Gather all lines with "Température" from the records.
-- Task inputs start --
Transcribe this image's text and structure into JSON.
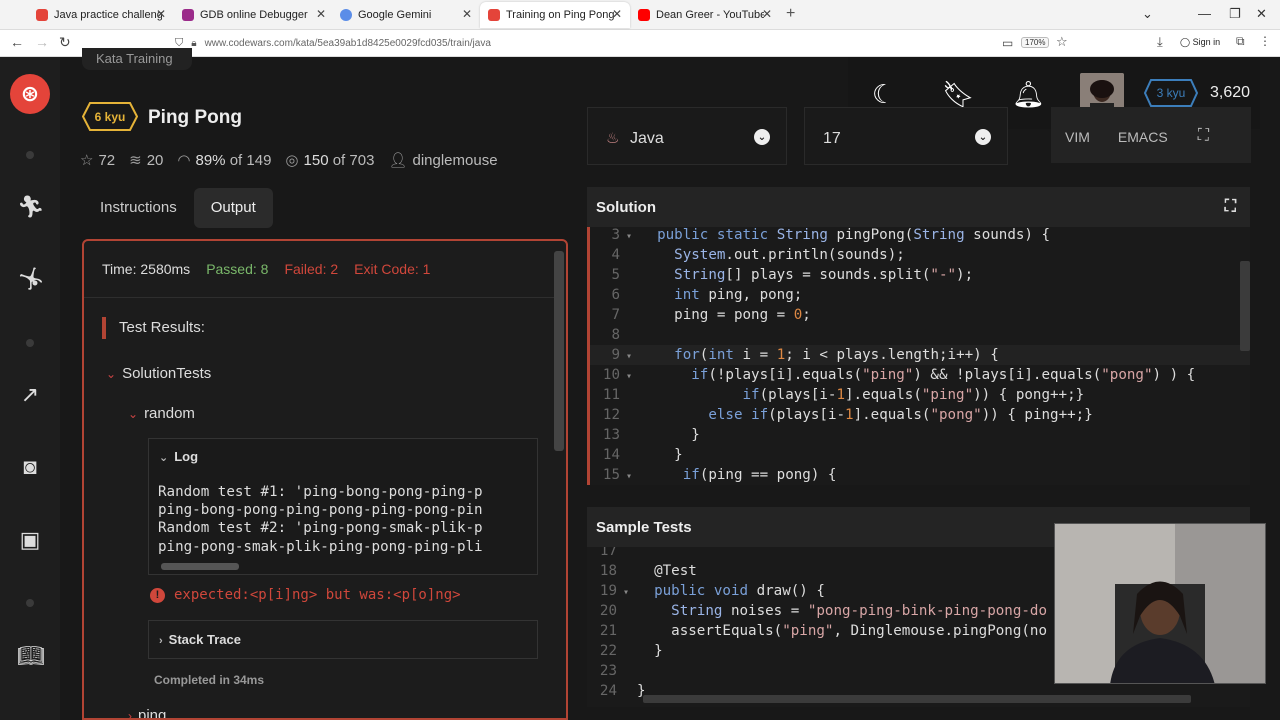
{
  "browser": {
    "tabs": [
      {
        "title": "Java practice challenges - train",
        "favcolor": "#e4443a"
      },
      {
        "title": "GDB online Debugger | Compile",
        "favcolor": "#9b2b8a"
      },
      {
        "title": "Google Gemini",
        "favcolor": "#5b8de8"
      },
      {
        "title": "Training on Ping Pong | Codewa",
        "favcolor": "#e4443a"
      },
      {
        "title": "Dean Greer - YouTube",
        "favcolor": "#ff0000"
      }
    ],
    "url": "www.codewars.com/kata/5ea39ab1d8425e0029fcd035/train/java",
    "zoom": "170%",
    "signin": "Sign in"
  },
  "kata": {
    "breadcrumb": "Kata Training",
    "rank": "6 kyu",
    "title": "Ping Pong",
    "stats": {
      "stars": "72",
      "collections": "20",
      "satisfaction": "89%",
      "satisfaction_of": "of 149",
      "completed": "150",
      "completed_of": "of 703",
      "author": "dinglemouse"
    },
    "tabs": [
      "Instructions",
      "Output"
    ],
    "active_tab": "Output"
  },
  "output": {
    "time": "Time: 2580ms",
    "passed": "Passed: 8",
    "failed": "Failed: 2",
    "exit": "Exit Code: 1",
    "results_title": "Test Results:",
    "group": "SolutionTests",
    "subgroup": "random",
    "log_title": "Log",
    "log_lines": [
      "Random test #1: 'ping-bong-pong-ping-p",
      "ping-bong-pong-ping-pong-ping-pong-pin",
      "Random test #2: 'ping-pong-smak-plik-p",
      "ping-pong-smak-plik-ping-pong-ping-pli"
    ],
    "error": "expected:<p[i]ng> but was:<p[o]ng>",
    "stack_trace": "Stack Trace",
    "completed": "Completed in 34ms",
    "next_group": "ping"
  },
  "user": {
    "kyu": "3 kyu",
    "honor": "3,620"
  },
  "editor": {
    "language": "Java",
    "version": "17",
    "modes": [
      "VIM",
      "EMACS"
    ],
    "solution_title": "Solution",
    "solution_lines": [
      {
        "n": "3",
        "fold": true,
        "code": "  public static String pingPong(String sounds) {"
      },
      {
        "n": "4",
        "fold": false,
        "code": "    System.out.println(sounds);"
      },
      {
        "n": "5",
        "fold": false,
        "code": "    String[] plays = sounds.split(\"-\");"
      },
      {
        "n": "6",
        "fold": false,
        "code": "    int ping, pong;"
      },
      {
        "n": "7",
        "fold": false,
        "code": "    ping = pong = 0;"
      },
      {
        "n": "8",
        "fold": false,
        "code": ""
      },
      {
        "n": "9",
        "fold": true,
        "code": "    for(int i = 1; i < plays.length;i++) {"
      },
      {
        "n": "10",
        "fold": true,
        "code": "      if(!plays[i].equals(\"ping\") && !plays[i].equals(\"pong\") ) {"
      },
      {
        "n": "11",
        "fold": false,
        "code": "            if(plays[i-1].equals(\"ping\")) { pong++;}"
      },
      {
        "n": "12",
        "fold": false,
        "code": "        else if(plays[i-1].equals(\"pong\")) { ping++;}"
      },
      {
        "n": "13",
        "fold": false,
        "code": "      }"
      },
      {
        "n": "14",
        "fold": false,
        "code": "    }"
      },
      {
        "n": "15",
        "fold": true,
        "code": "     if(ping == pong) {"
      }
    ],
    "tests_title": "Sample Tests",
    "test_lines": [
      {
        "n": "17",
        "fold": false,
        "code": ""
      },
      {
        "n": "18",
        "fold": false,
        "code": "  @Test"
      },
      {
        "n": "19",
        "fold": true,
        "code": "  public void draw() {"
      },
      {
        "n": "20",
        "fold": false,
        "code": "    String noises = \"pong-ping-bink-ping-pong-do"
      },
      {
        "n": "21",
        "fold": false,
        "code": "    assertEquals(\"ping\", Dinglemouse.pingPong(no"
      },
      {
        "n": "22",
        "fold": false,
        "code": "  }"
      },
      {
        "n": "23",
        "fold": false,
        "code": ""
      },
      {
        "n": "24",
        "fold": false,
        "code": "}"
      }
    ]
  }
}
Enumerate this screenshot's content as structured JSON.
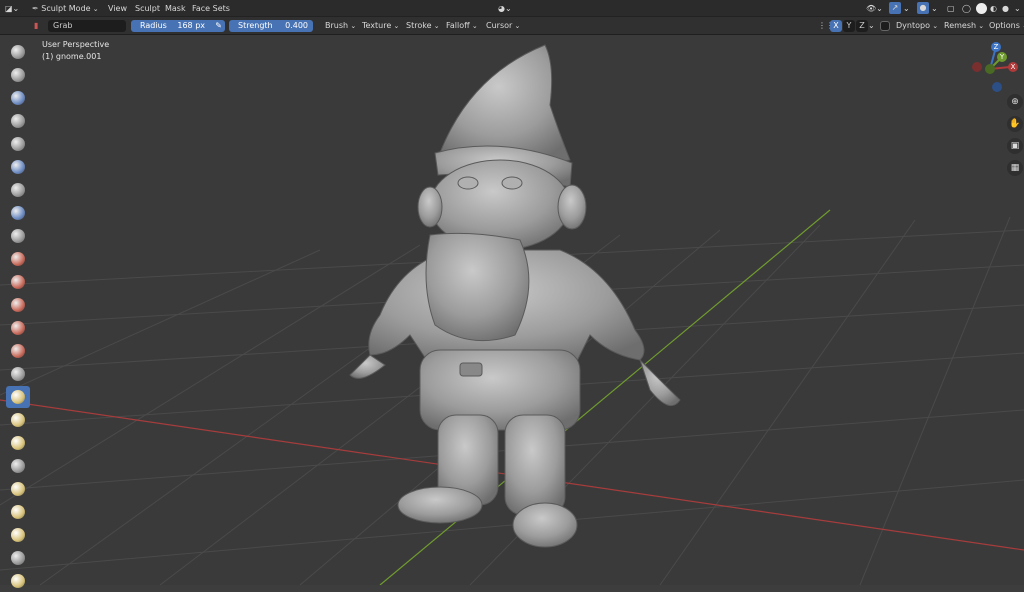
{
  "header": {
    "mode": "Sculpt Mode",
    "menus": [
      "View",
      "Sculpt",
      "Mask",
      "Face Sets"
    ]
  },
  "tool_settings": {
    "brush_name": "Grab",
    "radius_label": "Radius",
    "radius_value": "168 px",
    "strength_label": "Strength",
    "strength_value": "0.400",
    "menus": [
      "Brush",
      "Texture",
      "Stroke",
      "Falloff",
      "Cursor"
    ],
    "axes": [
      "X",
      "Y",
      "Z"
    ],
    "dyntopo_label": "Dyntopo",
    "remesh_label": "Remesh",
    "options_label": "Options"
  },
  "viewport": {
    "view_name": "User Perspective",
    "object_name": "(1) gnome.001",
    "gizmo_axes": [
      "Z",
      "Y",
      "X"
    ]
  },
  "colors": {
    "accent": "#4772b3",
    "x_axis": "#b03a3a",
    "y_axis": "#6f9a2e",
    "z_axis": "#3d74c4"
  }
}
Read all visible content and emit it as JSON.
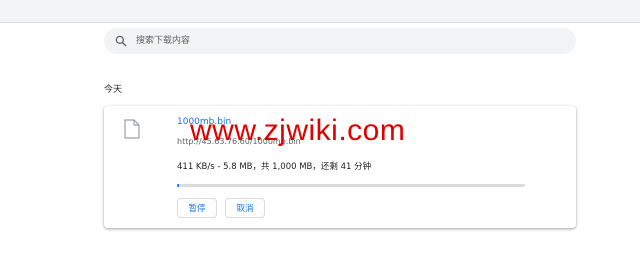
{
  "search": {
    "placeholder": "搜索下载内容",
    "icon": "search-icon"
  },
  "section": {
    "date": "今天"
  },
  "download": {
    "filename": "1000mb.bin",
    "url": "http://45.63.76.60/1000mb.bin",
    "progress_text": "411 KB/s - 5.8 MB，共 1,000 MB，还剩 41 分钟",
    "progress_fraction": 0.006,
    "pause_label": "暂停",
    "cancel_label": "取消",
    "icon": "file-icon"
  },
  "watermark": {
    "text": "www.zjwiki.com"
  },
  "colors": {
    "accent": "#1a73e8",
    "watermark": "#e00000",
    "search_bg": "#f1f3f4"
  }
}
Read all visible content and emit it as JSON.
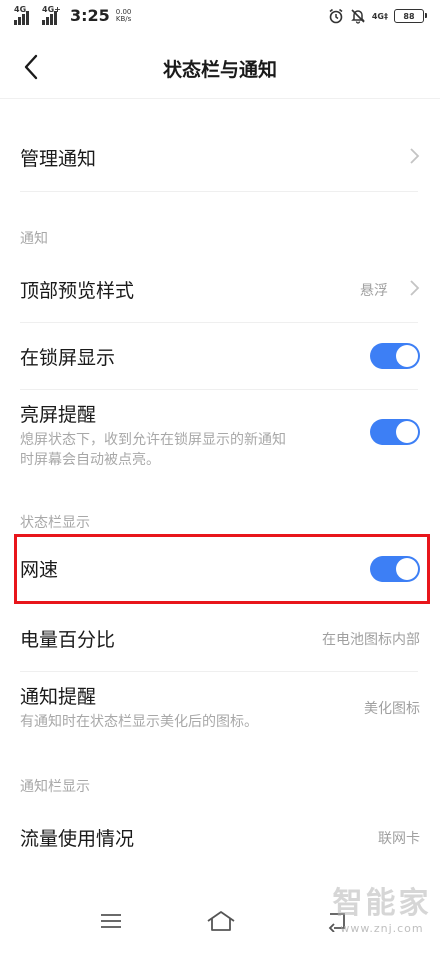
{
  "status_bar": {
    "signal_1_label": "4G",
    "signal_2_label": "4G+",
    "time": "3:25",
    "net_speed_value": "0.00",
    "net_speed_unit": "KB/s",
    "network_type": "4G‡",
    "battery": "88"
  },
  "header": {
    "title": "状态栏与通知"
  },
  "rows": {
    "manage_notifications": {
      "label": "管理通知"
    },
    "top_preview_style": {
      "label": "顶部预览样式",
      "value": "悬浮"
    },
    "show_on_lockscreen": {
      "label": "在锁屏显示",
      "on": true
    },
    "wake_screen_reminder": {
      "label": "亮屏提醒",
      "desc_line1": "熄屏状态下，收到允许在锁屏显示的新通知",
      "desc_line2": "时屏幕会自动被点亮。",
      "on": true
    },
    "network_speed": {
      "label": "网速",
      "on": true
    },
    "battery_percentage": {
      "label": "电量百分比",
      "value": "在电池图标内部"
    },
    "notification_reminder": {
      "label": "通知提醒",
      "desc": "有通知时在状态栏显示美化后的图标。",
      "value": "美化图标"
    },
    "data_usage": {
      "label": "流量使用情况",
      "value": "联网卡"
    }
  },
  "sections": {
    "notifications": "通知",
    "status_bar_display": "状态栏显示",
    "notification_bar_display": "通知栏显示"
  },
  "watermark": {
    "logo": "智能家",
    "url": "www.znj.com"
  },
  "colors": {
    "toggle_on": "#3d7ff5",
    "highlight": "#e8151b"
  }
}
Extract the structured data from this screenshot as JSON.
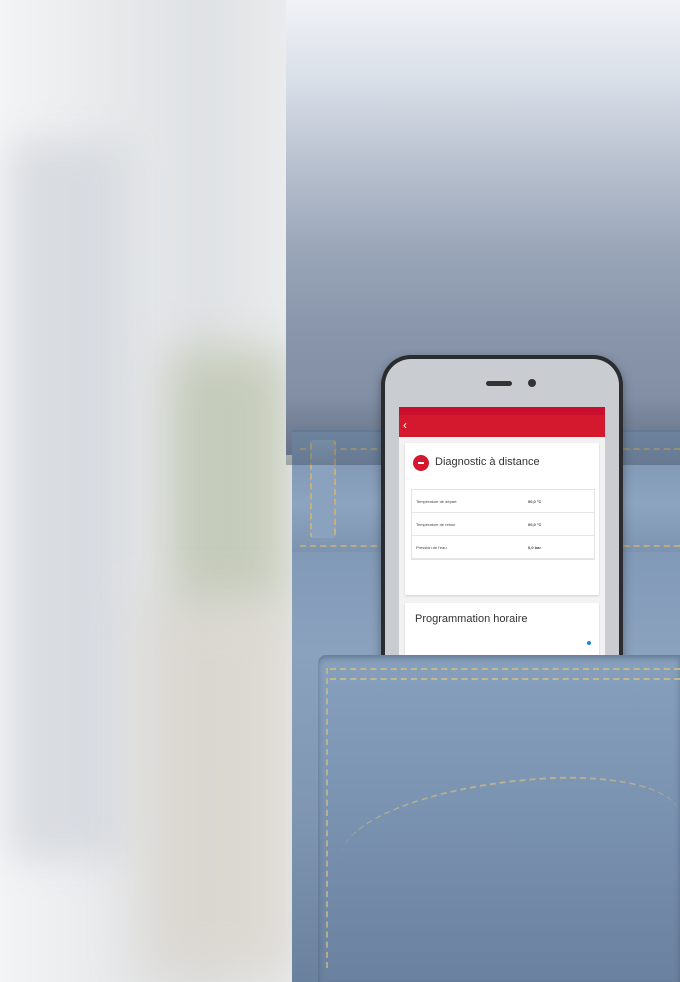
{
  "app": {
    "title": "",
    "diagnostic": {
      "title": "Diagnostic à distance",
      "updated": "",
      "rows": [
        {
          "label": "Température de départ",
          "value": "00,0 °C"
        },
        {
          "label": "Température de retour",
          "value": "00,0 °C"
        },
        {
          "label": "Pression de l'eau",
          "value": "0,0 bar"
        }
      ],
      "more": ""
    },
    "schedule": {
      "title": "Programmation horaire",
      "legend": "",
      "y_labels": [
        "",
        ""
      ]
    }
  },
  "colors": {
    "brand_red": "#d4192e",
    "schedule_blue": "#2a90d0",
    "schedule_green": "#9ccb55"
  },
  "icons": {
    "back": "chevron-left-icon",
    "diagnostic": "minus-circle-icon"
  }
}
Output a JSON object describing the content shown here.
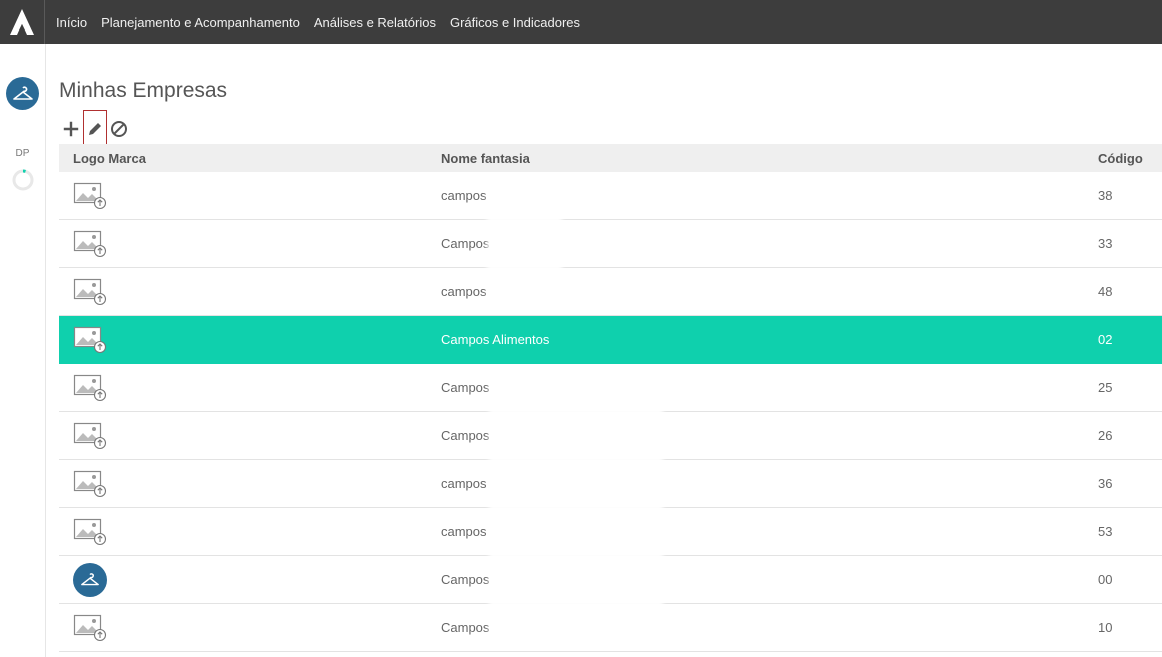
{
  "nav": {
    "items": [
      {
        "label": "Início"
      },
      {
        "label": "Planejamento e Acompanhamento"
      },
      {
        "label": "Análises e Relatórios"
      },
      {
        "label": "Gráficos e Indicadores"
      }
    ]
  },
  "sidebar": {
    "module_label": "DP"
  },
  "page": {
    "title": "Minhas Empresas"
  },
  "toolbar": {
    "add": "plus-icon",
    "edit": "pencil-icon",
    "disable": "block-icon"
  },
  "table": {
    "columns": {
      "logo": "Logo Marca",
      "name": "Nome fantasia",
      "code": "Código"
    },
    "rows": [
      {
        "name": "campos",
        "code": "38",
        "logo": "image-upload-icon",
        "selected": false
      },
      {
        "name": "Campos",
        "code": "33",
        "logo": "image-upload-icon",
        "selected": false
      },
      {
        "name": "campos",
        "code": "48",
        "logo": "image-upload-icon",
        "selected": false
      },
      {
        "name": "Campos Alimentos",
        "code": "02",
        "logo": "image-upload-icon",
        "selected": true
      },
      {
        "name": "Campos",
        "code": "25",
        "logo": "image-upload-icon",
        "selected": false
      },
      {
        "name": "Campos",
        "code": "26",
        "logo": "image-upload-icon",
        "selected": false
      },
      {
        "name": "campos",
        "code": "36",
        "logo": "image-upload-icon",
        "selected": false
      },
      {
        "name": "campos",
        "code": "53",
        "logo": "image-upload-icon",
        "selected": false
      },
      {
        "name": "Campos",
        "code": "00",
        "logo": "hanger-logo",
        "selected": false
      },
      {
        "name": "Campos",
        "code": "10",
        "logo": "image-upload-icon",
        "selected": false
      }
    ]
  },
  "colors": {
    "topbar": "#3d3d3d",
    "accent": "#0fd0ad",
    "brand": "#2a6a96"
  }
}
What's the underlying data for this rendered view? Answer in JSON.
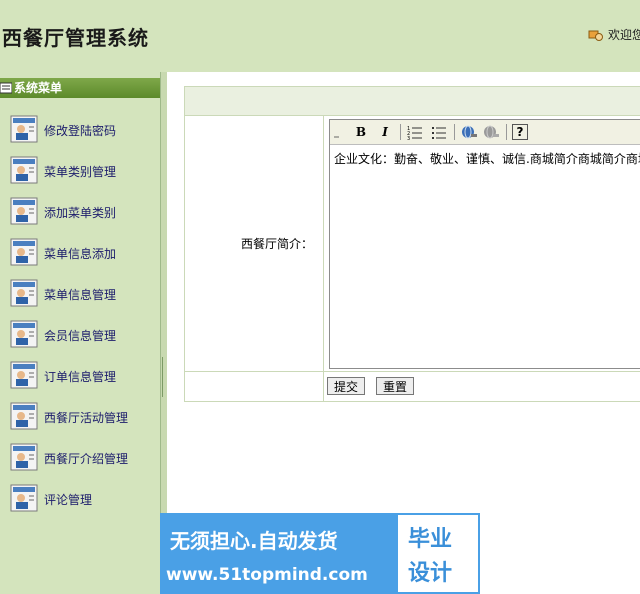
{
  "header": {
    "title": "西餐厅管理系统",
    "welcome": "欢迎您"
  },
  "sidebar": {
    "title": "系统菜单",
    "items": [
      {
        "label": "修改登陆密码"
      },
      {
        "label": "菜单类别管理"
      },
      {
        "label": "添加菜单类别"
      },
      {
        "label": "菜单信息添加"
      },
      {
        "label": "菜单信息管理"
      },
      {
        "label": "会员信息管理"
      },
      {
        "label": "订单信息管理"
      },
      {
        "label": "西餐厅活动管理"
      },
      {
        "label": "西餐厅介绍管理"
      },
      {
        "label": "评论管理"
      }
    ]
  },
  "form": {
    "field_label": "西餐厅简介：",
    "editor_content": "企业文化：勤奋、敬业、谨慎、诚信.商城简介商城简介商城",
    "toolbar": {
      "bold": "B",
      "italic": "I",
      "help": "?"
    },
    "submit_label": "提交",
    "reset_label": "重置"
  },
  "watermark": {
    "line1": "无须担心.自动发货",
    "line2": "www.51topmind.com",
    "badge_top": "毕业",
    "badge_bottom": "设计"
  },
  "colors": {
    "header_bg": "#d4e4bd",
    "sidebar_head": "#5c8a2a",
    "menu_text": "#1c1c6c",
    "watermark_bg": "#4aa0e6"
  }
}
-- Task inputs end --
Full response:
          "label": "Température de départ",
          "label": "Température de retour",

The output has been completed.